◆ **Data items**:
________________________
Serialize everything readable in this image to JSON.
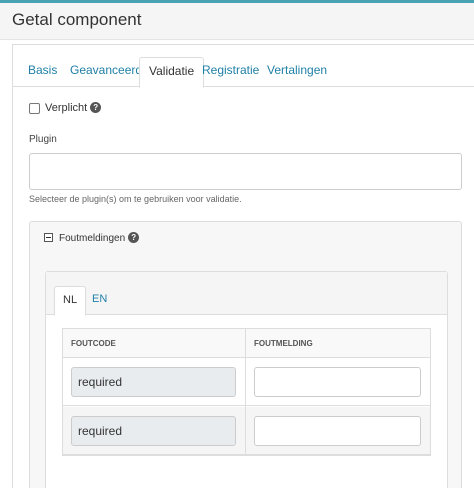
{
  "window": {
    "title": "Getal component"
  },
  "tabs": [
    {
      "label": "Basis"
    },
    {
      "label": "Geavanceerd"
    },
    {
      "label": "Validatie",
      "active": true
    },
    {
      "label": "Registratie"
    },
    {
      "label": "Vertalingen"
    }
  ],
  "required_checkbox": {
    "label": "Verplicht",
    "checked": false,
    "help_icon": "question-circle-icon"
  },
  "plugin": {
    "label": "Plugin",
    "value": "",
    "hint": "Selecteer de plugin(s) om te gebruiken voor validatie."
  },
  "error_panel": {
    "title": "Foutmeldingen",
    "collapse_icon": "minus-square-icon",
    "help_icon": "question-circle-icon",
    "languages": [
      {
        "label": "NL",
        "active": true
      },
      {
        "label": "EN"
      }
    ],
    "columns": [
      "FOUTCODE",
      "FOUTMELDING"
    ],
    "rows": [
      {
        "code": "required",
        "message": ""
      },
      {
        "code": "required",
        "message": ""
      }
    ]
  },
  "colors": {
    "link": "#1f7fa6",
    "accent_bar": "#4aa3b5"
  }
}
________________________
◆ **TASK DESCRIPTION**:
Copy each line of the records precisely and drop any images they hold.

◆ **SOLUTION TO THE PROBLEM**:
Serialize everything readable in this image to JSON.
{
  "window": {
    "title": "Getal component"
  },
  "tabs": [
    {
      "label": "Basis"
    },
    {
      "label": "Geavanceerd"
    },
    {
      "label": "Validatie",
      "active": true
    },
    {
      "label": "Registratie"
    },
    {
      "label": "Vertalingen"
    }
  ],
  "required_checkbox": {
    "label": "Verplicht",
    "checked": false,
    "help_icon": "question-circle-icon"
  },
  "plugin": {
    "label": "Plugin",
    "value": "",
    "hint": "Selecteer de plugin(s) om te gebruiken voor validatie."
  },
  "error_panel": {
    "title": "Foutmeldingen",
    "collapse_icon": "minus-square-icon",
    "help_icon": "question-circle-icon",
    "languages": [
      {
        "label": "NL",
        "active": true
      },
      {
        "label": "EN"
      }
    ],
    "columns": [
      "FOUTCODE",
      "FOUTMELDING"
    ],
    "rows": [
      {
        "code": "required",
        "message": ""
      },
      {
        "code": "required",
        "message": ""
      }
    ]
  },
  "colors": {
    "link": "#1f7fa6",
    "accent_bar": "#4aa3b5"
  }
}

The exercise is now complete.